Work required: Return the whole listing, line for line, without the pictures in it.

Listing:

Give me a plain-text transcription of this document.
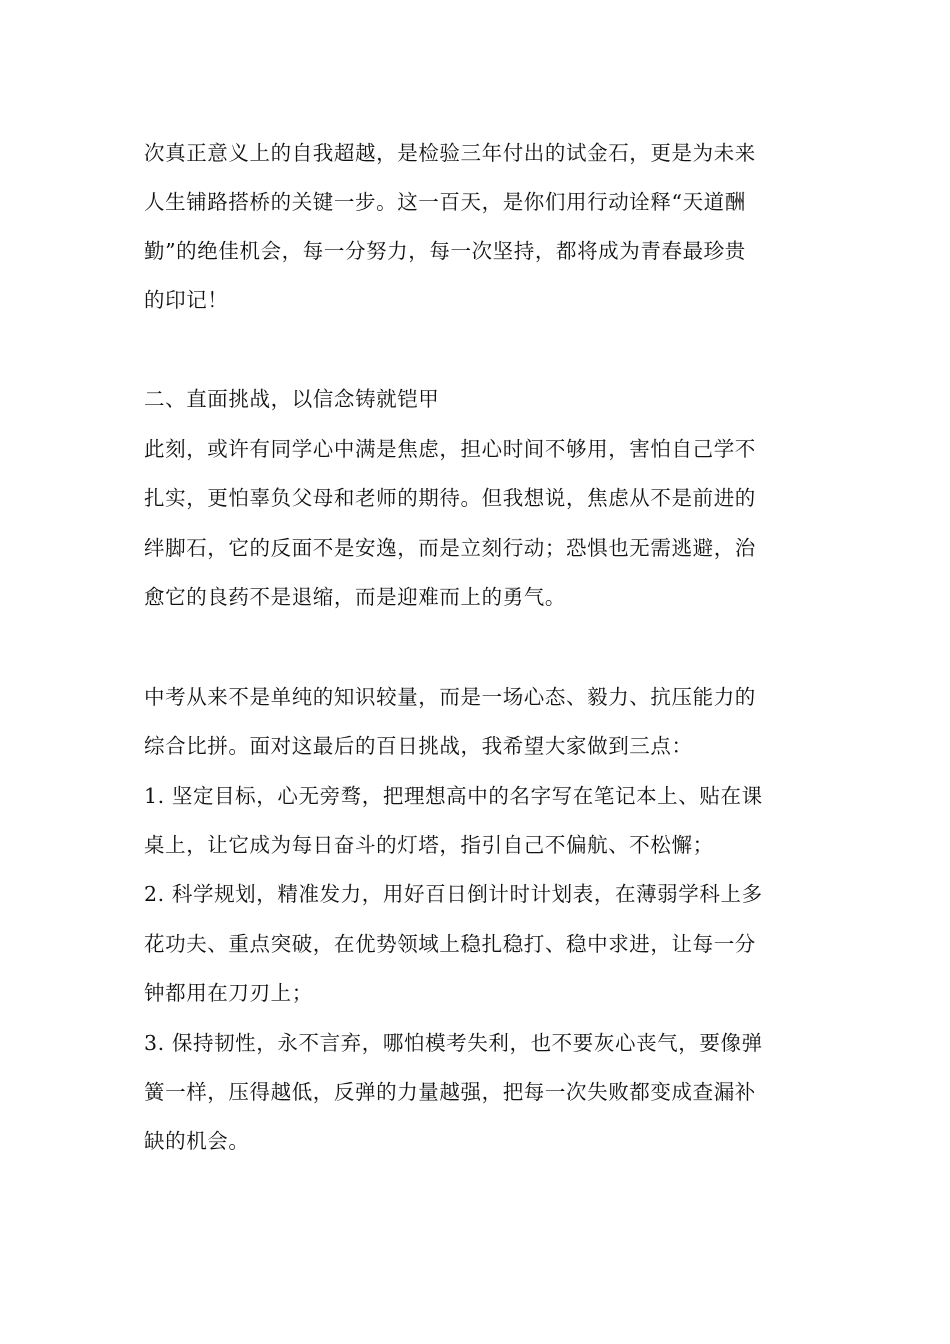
次真正意义上的自我超越，是检验三年付出的试金石，更是为未来
人生铺路搭桥的关键一步。这一百天，是你们用行动诠释“天道酬
勤”的绝佳机会，每一分努力，每一次坚持，都将成为青春最珍贵
的印记！
二、直面挑战，以信念铸就铠甲
此刻，或许有同学心中满是焦虑，担心时间不够用，害怕自己学不
扎实，更怕辜负父母和老师的期待。但我想说，焦虑从不是前进的
绊脚石，它的反面不是安逸，而是立刻行动；恐惧也无需逃避，治
愈它的良药不是退缩，而是迎难而上的勇气。
中考从来不是单纯的知识较量，而是一场心态、毅力、抗压能力的
综合比拼。面对这最后的百日挑战，我希望大家做到三点：
1. 坚定目标，心无旁骛，把理想高中的名字写在笔记本上、贴在课
桌上，让它成为每日奋斗的灯塔，指引自己不偏航、不松懈；
2. 科学规划，精准发力，用好百日倒计时计划表，在薄弱学科上多
花功夫、重点突破，在优势领域上稳扎稳打、稳中求进，让每一分
钟都用在刀刃上；
3. 保持韧性，永不言弃，哪怕模考失利，也不要灰心丧气，要像弹
簧一样，压得越低，反弹的力量越强，把每一次失败都变成查漏补
缺的机会。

Answer to this task:
Give me a plain-text transcription of this document.
次真正意义上的自我超越，是检验三年付出的试金石，更是为未来
人生铺路搭桥的关键一步。这一百天，是你们用行动诠释“天道酬
勤”的绝佳机会，每一分努力，每一次坚持，都将成为青春最珍贵
的印记！
二、直面挑战，以信念铸就铠甲
此刻，或许有同学心中满是焦虑，担心时间不够用，害怕自己学不
扎实，更怕辜负父母和老师的期待。但我想说，焦虑从不是前进的
绊脚石，它的反面不是安逸，而是立刻行动；恐惧也无需逃避，治
愈它的良药不是退缩，而是迎难而上的勇气。
中考从来不是单纯的知识较量，而是一场心态、毅力、抗压能力的
综合比拼。面对这最后的百日挑战，我希望大家做到三点：
1. 坚定目标，心无旁骛，把理想高中的名字写在笔记本上、贴在课
桌上，让它成为每日奋斗的灯塔，指引自己不偏航、不松懈；
2. 科学规划，精准发力，用好百日倒计时计划表，在薄弱学科上多
花功夫、重点突破，在优势领域上稳扎稳打、稳中求进，让每一分
钟都用在刀刃上；
3. 保持韧性，永不言弃，哪怕模考失利，也不要灰心丧气，要像弹
簧一样，压得越低，反弹的力量越强，把每一次失败都变成查漏补
缺的机会。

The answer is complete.